▶ _To do_
Write out every entry exactly as it appears.

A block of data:
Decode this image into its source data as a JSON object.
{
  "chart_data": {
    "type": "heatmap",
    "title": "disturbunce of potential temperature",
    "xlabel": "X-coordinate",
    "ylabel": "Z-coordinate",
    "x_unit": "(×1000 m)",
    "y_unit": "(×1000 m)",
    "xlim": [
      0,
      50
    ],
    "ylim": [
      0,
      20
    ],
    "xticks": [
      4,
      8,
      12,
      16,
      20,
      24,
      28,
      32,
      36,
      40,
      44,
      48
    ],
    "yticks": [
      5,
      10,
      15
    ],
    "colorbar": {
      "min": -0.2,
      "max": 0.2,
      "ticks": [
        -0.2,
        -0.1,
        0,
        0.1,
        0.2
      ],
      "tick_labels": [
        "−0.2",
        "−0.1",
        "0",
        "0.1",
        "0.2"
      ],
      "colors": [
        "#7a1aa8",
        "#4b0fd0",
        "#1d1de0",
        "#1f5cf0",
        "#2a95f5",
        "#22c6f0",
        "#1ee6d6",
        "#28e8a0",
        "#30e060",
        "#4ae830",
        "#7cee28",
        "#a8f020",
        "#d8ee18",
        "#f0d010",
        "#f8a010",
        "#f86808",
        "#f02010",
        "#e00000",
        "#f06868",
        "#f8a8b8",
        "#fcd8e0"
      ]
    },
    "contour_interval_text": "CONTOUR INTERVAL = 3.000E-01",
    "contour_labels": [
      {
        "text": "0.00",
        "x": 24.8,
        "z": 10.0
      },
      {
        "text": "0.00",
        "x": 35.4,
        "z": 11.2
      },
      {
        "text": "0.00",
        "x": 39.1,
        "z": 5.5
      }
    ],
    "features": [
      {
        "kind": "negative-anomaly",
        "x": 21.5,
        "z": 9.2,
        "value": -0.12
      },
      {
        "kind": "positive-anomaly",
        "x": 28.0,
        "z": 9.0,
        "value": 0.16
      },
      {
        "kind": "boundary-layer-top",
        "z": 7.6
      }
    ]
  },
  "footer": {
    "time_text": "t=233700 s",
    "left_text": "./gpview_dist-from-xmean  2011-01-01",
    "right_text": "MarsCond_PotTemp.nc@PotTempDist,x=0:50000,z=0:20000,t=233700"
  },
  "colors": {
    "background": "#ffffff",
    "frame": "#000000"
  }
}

▶ _Reply to the task_
Decode this image into its source data as a JSON object.
{
  "chart_data": {
    "type": "heatmap",
    "title": "disturbunce of potential temperature",
    "xlabel": "X-coordinate",
    "ylabel": "Z-coordinate",
    "x_unit": "(×1000 m)",
    "y_unit": "(×1000 m)",
    "xlim": [
      0,
      50
    ],
    "ylim": [
      0,
      20
    ],
    "xticks": [
      4,
      8,
      12,
      16,
      20,
      24,
      28,
      32,
      36,
      40,
      44,
      48
    ],
    "yticks": [
      5,
      10,
      15
    ],
    "colorbar": {
      "min": -0.2,
      "max": 0.2,
      "ticks": [
        -0.2,
        -0.1,
        0,
        0.1,
        0.2
      ],
      "tick_labels": [
        "−0.2",
        "−0.1",
        "0",
        "0.1",
        "0.2"
      ],
      "colors": [
        "#7a1aa8",
        "#4b0fd0",
        "#1d1de0",
        "#1f5cf0",
        "#2a95f5",
        "#22c6f0",
        "#1ee6d6",
        "#28e8a0",
        "#30e060",
        "#4ae830",
        "#7cee28",
        "#a8f020",
        "#d8ee18",
        "#f0d010",
        "#f8a010",
        "#f86808",
        "#f02010",
        "#e00000",
        "#f06868",
        "#f8a8b8",
        "#fcd8e0"
      ]
    },
    "contour_interval_text": "CONTOUR INTERVAL = 3.000E-01",
    "contour_labels": [
      {
        "text": "0.00",
        "x": 24.8,
        "z": 10.0
      },
      {
        "text": "0.00",
        "x": 35.4,
        "z": 11.2
      },
      {
        "text": "0.00",
        "x": 39.1,
        "z": 5.5
      }
    ],
    "features": [
      {
        "kind": "negative-anomaly",
        "x": 21.5,
        "z": 9.2,
        "value": -0.12
      },
      {
        "kind": "positive-anomaly",
        "x": 28.0,
        "z": 9.0,
        "value": 0.16
      },
      {
        "kind": "boundary-layer-top",
        "z": 7.6
      }
    ]
  },
  "footer": {
    "time_text": "t=233700 s",
    "left_text": "./gpview_dist-from-xmean  2011-01-01",
    "right_text": "MarsCond_PotTemp.nc@PotTempDist,x=0:50000,z=0:20000,t=233700"
  },
  "colors": {
    "background": "#ffffff",
    "frame": "#000000"
  }
}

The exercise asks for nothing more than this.